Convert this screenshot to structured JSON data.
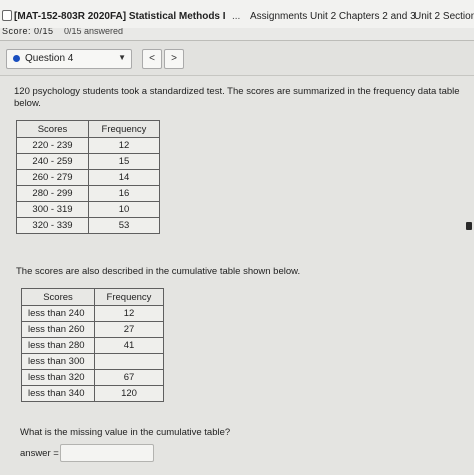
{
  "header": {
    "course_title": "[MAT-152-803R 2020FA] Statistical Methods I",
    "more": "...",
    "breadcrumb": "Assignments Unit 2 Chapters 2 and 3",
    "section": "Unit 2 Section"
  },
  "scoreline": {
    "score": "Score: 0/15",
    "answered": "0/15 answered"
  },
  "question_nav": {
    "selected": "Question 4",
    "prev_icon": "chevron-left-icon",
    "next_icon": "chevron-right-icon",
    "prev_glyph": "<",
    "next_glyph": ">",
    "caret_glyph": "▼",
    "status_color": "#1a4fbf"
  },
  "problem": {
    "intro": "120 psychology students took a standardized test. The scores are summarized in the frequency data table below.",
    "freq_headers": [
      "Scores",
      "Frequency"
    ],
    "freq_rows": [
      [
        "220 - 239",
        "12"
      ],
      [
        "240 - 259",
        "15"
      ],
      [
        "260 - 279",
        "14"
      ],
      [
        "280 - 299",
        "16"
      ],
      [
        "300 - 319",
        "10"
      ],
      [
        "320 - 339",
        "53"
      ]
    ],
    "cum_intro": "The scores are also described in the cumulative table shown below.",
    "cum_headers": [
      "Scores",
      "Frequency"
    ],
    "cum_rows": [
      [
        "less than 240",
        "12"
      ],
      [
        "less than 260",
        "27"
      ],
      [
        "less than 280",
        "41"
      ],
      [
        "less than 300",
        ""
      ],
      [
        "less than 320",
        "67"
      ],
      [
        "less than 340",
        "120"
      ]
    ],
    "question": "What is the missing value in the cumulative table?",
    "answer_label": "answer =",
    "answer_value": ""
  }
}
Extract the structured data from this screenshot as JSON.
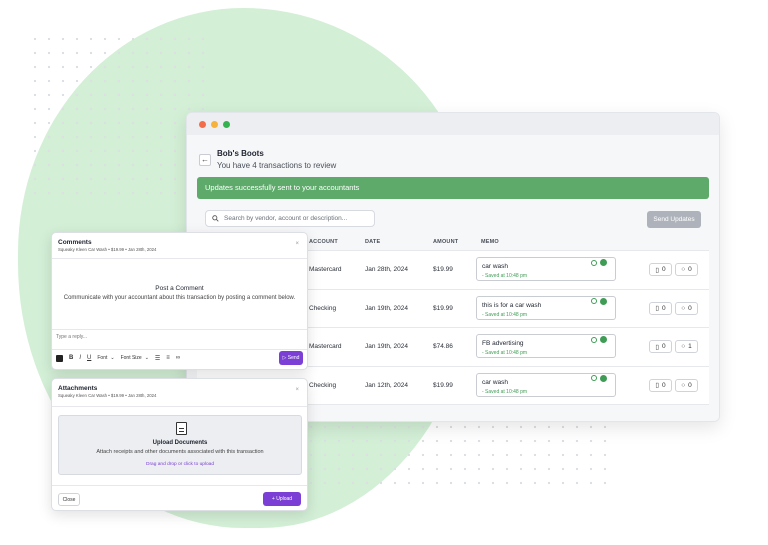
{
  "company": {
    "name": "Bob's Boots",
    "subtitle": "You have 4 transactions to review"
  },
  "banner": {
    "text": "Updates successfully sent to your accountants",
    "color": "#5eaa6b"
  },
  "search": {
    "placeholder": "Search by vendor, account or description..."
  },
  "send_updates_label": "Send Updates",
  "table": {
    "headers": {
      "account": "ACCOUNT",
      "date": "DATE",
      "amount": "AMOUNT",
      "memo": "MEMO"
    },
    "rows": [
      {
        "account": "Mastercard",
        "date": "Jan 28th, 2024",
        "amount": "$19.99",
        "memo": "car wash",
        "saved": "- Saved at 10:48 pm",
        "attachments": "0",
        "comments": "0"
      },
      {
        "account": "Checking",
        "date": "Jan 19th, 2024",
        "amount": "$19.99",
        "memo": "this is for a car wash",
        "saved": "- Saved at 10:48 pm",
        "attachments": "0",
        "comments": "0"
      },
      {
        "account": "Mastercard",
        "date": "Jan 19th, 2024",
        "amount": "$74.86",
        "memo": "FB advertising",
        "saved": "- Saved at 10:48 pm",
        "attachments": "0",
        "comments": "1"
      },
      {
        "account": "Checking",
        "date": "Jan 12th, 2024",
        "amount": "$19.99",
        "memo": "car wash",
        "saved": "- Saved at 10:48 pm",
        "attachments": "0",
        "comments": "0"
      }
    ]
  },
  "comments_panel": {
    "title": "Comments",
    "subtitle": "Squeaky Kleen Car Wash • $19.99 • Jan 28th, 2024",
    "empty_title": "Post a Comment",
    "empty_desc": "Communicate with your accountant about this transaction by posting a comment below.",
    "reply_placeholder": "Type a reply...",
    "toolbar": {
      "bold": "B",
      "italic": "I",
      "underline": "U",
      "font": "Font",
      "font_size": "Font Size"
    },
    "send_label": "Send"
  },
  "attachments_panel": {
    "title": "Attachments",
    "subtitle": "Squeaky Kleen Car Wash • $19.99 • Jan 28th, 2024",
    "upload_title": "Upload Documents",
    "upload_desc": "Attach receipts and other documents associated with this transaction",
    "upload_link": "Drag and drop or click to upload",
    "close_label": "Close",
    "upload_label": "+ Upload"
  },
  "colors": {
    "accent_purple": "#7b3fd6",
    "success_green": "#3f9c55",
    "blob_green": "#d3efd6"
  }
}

▸ **Task statement**
Copy each line of the listing that contains the string "icon".

▸ **Answer to the exercise**
    "prev_icon": "chevron-left-icon",
    "next_icon": "chevron-right-icon",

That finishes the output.